* [Written task] Make an exact copy of the entries below.

Rows from a figure dataset

═══

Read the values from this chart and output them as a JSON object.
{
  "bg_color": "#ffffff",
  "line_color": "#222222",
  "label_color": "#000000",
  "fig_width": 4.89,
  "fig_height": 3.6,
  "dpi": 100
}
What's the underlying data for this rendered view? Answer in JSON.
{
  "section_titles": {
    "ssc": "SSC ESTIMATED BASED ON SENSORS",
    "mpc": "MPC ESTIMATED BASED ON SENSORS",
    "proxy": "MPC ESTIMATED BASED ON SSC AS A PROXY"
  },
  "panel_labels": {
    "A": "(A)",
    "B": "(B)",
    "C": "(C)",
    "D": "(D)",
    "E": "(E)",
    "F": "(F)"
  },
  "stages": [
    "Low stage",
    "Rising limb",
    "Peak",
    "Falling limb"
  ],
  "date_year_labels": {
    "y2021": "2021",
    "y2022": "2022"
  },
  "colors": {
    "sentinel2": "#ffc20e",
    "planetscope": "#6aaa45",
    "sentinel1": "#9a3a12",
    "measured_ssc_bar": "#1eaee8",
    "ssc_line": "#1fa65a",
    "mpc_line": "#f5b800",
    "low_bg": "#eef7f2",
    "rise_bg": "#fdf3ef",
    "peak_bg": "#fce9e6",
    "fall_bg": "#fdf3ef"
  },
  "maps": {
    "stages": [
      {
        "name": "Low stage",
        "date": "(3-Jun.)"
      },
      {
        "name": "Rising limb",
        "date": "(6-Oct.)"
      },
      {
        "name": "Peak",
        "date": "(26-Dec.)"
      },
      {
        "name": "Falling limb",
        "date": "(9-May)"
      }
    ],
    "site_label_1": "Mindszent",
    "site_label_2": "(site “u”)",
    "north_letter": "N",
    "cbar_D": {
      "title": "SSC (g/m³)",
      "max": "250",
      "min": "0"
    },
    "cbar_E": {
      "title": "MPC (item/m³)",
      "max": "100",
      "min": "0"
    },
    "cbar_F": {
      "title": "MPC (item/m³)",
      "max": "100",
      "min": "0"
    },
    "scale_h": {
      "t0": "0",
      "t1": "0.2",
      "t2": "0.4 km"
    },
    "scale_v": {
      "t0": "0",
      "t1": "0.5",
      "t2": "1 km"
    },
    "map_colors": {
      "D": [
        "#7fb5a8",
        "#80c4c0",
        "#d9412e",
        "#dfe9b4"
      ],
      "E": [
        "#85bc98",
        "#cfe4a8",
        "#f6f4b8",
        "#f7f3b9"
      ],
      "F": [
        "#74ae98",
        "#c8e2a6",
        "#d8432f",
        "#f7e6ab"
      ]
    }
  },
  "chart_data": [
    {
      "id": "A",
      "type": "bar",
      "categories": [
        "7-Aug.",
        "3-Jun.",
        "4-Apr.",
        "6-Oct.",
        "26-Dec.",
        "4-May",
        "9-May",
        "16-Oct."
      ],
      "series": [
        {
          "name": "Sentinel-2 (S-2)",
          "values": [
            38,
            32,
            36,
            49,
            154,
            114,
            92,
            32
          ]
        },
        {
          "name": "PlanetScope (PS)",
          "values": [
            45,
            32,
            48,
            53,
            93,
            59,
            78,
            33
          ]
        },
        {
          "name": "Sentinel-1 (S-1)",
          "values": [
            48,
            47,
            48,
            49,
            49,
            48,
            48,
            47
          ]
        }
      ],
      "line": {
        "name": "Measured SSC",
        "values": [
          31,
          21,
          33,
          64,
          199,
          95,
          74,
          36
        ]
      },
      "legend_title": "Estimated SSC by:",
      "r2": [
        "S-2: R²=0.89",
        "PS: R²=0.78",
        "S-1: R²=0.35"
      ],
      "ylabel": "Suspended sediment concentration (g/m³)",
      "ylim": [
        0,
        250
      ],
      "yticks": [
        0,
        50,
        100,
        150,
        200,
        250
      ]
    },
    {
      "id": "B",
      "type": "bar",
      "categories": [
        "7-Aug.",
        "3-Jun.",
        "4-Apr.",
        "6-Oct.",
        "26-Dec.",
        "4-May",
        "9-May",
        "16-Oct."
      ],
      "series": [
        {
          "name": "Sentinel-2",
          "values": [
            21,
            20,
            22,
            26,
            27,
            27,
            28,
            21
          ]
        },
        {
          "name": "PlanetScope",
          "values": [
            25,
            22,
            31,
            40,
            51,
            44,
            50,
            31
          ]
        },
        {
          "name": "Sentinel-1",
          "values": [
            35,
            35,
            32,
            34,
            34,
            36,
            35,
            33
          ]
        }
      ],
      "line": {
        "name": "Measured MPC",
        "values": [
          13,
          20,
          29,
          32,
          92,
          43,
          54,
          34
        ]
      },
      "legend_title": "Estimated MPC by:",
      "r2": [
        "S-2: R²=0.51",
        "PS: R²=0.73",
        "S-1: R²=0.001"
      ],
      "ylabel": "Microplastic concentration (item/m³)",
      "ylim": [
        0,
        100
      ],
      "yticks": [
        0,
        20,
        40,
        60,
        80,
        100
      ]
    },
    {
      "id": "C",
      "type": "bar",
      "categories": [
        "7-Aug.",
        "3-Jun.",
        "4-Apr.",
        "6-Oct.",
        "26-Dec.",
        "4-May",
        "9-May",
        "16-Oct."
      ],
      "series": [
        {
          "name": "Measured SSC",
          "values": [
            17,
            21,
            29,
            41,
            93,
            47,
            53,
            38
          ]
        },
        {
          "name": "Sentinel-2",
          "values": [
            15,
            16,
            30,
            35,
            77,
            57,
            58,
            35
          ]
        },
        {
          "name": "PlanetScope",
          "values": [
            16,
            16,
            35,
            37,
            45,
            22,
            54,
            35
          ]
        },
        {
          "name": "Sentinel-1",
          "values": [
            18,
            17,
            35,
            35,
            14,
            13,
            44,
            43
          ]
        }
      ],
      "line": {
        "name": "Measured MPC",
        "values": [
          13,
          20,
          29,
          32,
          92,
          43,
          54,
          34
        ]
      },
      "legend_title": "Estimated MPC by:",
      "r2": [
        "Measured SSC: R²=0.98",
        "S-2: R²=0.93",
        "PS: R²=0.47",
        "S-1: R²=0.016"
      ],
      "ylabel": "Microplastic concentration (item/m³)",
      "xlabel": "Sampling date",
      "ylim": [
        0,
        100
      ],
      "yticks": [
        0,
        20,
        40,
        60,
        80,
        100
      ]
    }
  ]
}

═══

* [Task result]
Read the values from this chart and output them as a JSON object.
{
  "bg_color": "#ffffff",
  "line_color": "#222222",
  "label_color": "#000000",
  "fig_width": 4.89,
  "fig_height": 3.6,
  "dpi": 100
}
What's the underlying data for this rendered view? Answer in JSON.
{
  "section_titles": {
    "ssc": "SSC ESTIMATED BASED ON SENSORS",
    "mpc": "MPC ESTIMATED BASED ON SENSORS",
    "proxy": "MPC ESTIMATED BASED ON SSC AS A PROXY"
  },
  "panel_labels": {
    "A": "(A)",
    "B": "(B)",
    "C": "(C)",
    "D": "(D)",
    "E": "(E)",
    "F": "(F)"
  },
  "stages": [
    "Low stage",
    "Rising limb",
    "Peak",
    "Falling limb"
  ],
  "date_year_labels": {
    "y2021": "2021",
    "y2022": "2022"
  },
  "colors": {
    "sentinel2": "#ffc20e",
    "planetscope": "#6aaa45",
    "sentinel1": "#9a3a12",
    "measured_ssc_bar": "#1eaee8",
    "ssc_line": "#1fa65a",
    "mpc_line": "#f5b800",
    "low_bg": "#eef7f2",
    "rise_bg": "#fdf3ef",
    "peak_bg": "#fce9e6",
    "fall_bg": "#fdf3ef"
  },
  "maps": {
    "stages": [
      {
        "name": "Low stage",
        "date": "(3-Jun.)"
      },
      {
        "name": "Rising limb",
        "date": "(6-Oct.)"
      },
      {
        "name": "Peak",
        "date": "(26-Dec.)"
      },
      {
        "name": "Falling limb",
        "date": "(9-May)"
      }
    ],
    "site_label_1": "Mindszent",
    "site_label_2": "(site “u”)",
    "north_letter": "N",
    "cbar_D": {
      "title": "SSC (g/m³)",
      "max": "250",
      "min": "0"
    },
    "cbar_E": {
      "title": "MPC (item/m³)",
      "max": "100",
      "min": "0"
    },
    "cbar_F": {
      "title": "MPC (item/m³)",
      "max": "100",
      "min": "0"
    },
    "scale_h": {
      "t0": "0",
      "t1": "0.2",
      "t2": "0.4 km"
    },
    "scale_v": {
      "t0": "0",
      "t1": "0.5",
      "t2": "1 km"
    },
    "map_colors": {
      "D": [
        "#7fb5a8",
        "#80c4c0",
        "#d9412e",
        "#dfe9b4"
      ],
      "E": [
        "#85bc98",
        "#cfe4a8",
        "#f6f4b8",
        "#f7f3b9"
      ],
      "F": [
        "#74ae98",
        "#c8e2a6",
        "#d8432f",
        "#f7e6ab"
      ]
    }
  },
  "chart_data": [
    {
      "id": "A",
      "type": "bar",
      "categories": [
        "7-Aug.",
        "3-Jun.",
        "4-Apr.",
        "6-Oct.",
        "26-Dec.",
        "4-May",
        "9-May",
        "16-Oct."
      ],
      "series": [
        {
          "name": "Sentinel-2 (S-2)",
          "values": [
            38,
            32,
            36,
            49,
            154,
            114,
            92,
            32
          ]
        },
        {
          "name": "PlanetScope (PS)",
          "values": [
            45,
            32,
            48,
            53,
            93,
            59,
            78,
            33
          ]
        },
        {
          "name": "Sentinel-1 (S-1)",
          "values": [
            48,
            47,
            48,
            49,
            49,
            48,
            48,
            47
          ]
        }
      ],
      "line": {
        "name": "Measured SSC",
        "values": [
          31,
          21,
          33,
          64,
          199,
          95,
          74,
          36
        ]
      },
      "legend_title": "Estimated SSC by:",
      "r2": [
        "S-2: R²=0.89",
        "PS: R²=0.78",
        "S-1: R²=0.35"
      ],
      "ylabel": "Suspended sediment concentration (g/m³)",
      "ylim": [
        0,
        250
      ],
      "yticks": [
        0,
        50,
        100,
        150,
        200,
        250
      ]
    },
    {
      "id": "B",
      "type": "bar",
      "categories": [
        "7-Aug.",
        "3-Jun.",
        "4-Apr.",
        "6-Oct.",
        "26-Dec.",
        "4-May",
        "9-May",
        "16-Oct."
      ],
      "series": [
        {
          "name": "Sentinel-2",
          "values": [
            21,
            20,
            22,
            26,
            27,
            27,
            28,
            21
          ]
        },
        {
          "name": "PlanetScope",
          "values": [
            25,
            22,
            31,
            40,
            51,
            44,
            50,
            31
          ]
        },
        {
          "name": "Sentinel-1",
          "values": [
            35,
            35,
            32,
            34,
            34,
            36,
            35,
            33
          ]
        }
      ],
      "line": {
        "name": "Measured MPC",
        "values": [
          13,
          20,
          29,
          32,
          92,
          43,
          54,
          34
        ]
      },
      "legend_title": "Estimated MPC by:",
      "r2": [
        "S-2: R²=0.51",
        "PS: R²=0.73",
        "S-1: R²=0.001"
      ],
      "ylabel": "Microplastic concentration (item/m³)",
      "ylim": [
        0,
        100
      ],
      "yticks": [
        0,
        20,
        40,
        60,
        80,
        100
      ]
    },
    {
      "id": "C",
      "type": "bar",
      "categories": [
        "7-Aug.",
        "3-Jun.",
        "4-Apr.",
        "6-Oct.",
        "26-Dec.",
        "4-May",
        "9-May",
        "16-Oct."
      ],
      "series": [
        {
          "name": "Measured SSC",
          "values": [
            17,
            21,
            29,
            41,
            93,
            47,
            53,
            38
          ]
        },
        {
          "name": "Sentinel-2",
          "values": [
            15,
            16,
            30,
            35,
            77,
            57,
            58,
            35
          ]
        },
        {
          "name": "PlanetScope",
          "values": [
            16,
            16,
            35,
            37,
            45,
            22,
            54,
            35
          ]
        },
        {
          "name": "Sentinel-1",
          "values": [
            18,
            17,
            35,
            35,
            14,
            13,
            44,
            43
          ]
        }
      ],
      "line": {
        "name": "Measured MPC",
        "values": [
          13,
          20,
          29,
          32,
          92,
          43,
          54,
          34
        ]
      },
      "legend_title": "Estimated MPC by:",
      "r2": [
        "Measured SSC: R²=0.98",
        "S-2: R²=0.93",
        "PS: R²=0.47",
        "S-1: R²=0.016"
      ],
      "ylabel": "Microplastic concentration (item/m³)",
      "xlabel": "Sampling date",
      "ylim": [
        0,
        100
      ],
      "yticks": [
        0,
        20,
        40,
        60,
        80,
        100
      ]
    }
  ]
}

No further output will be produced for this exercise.